>> START THE RECORDS

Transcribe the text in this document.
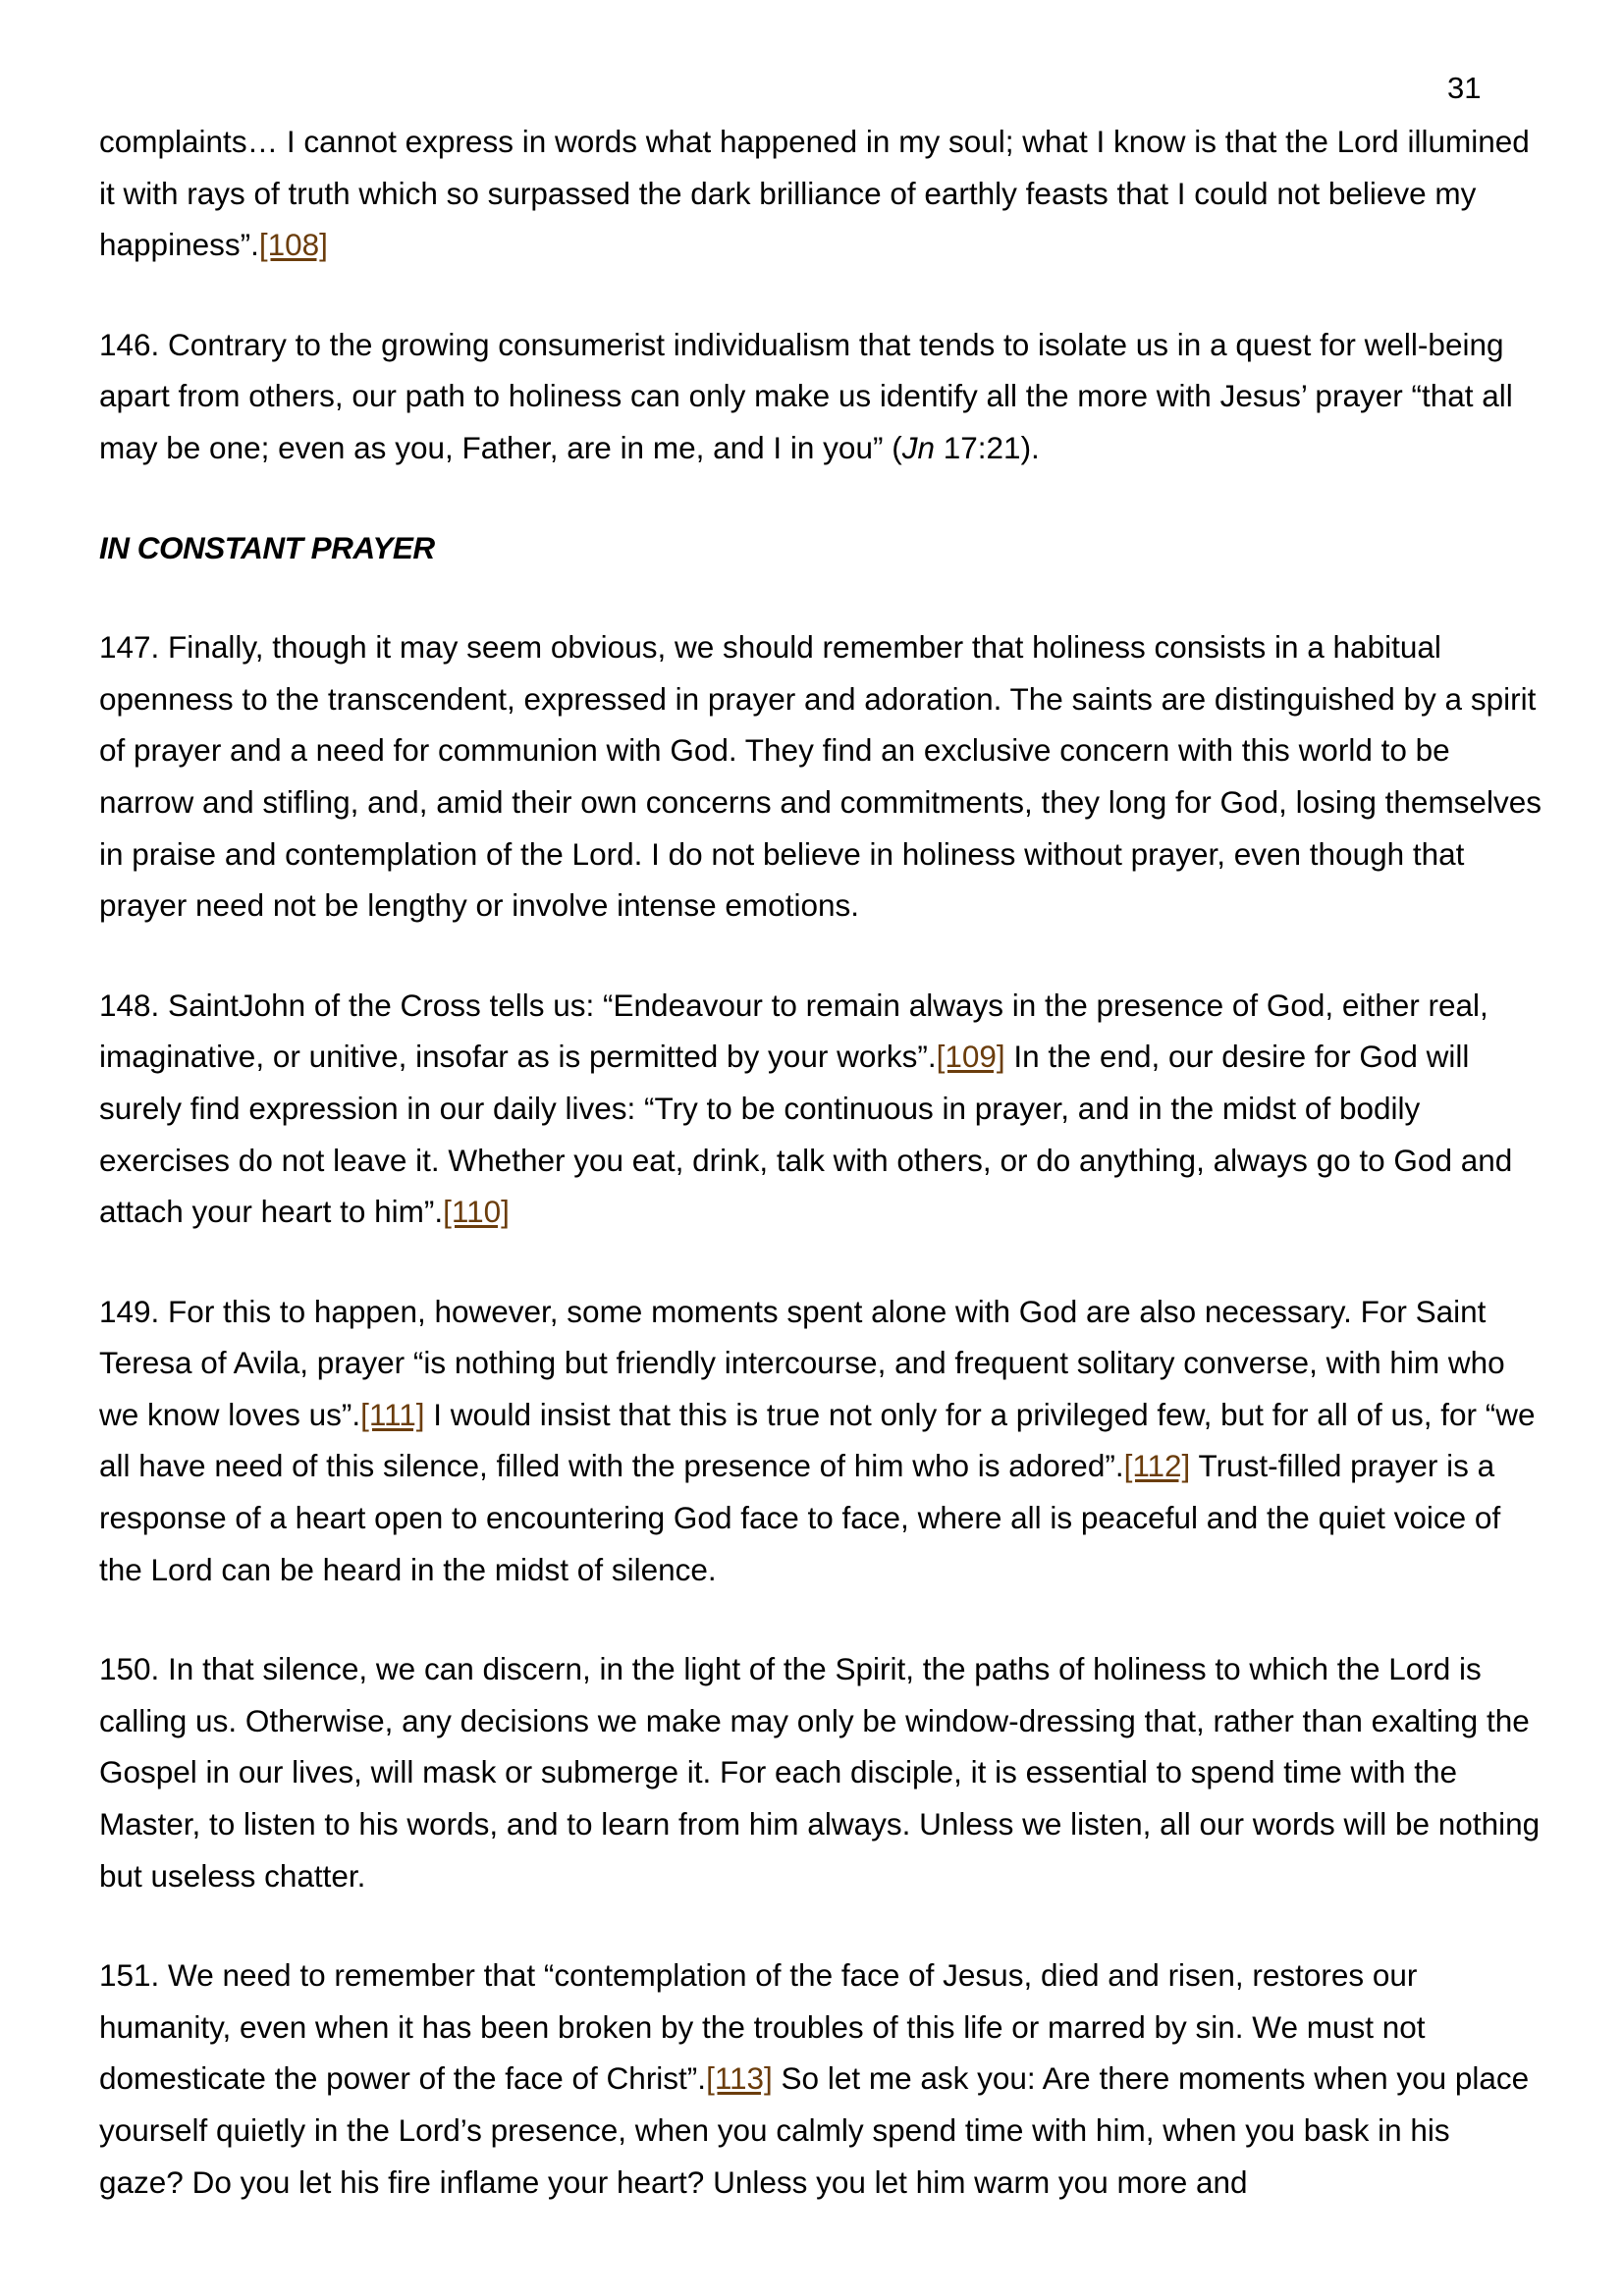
31

complaints… I cannot express in words what happened in my soul; what I know is that the Lord illumined it with rays of truth which so surpassed the dark brilliance of earthly feasts that I could not believe my happiness”.[108]

146. Contrary to the growing consumerist individualism that tends to isolate us in a quest for well-being apart from others, our path to holiness can only make us identify all the more with Jesus’ prayer “that all may be one; even as you, Father, are in me, and I in you” (Jn 17:21).

IN CONSTANT PRAYER

147. Finally, though it may seem obvious, we should remember that holiness consists in a habitual openness to the transcendent, expressed in prayer and adoration. The saints are distinguished by a spirit of prayer and a need for communion with God. They find an exclusive concern with this world to be narrow and stifling, and, amid their own concerns and commitments, they long for God, losing themselves in praise and contemplation of the Lord. I do not believe in holiness without prayer, even though that prayer need not be lengthy or involve intense emotions.

148. SaintJohn of the Cross tells us: “Endeavour to remain always in the presence of God, either real, imaginative, or unitive, insofar as is permitted by your works”.[109] In the end, our desire for God will surely find expression in our daily lives: “Try to be continuous in prayer, and in the midst of bodily exercises do not leave it. Whether you eat, drink, talk with others, or do anything, always go to God and attach your heart to him”.[110]

149. For this to happen, however, some moments spent alone with God are also necessary. For Saint Teresa of Avila, prayer “is nothing but friendly intercourse, and frequent solitary converse, with him who we know loves us”.[111] I would insist that this is true not only for a privileged few, but for all of us, for “we all have need of this silence, filled with the presence of him who is adored”.[112] Trust-filled prayer is a response of a heart open to encountering God face to face, where all is peaceful and the quiet voice of the Lord can be heard in the midst of silence.

150. In that silence, we can discern, in the light of the Spirit, the paths of holiness to which the Lord is calling us. Otherwise, any decisions we make may only be window-dressing that, rather than exalting the Gospel in our lives, will mask or submerge it. For each disciple, it is essential to spend time with the Master, to listen to his words, and to learn from him always. Unless we listen, all our words will be nothing but useless chatter.

151. We need to remember that “contemplation of the face of Jesus, died and risen, restores our humanity, even when it has been broken by the troubles of this life or marred by sin. We must not domesticate the power of the face of Christ”.[113] So let me ask you: Are there moments when you place yourself quietly in the Lord’s presence, when you calmly spend time with him, when you bask in his gaze? Do you let his fire inflame your heart? Unless you let him warm you more and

>> END THE RECORDS

> _WHAT YOU WILL DO_:
Copy every line of the entries above in which "Jesus" occurs.

> _COMPLETE OUTPUT_:
146. Contrary to the growing consumerist individualism that tends to isolate us in a quest for well-being apart from others, our path to holiness can only make us identify all the more with Jesus’ prayer “that all may be one; even as you, Father, are in me, and I in you” (Jn 17:21).
151. We need to remember that “contemplation of the face of Jesus, died and risen, restores our humanity, even when it has been broken by the troubles of this life or marred by sin. We must not domesticate the power of the face of Christ”.[113] So let me ask you: Are there moments when you place yourself quietly in the Lord’s presence, when you calmly spend time with him, when you bask in his gaze? Do you let his fire inflame your heart? Unless you let him warm you more and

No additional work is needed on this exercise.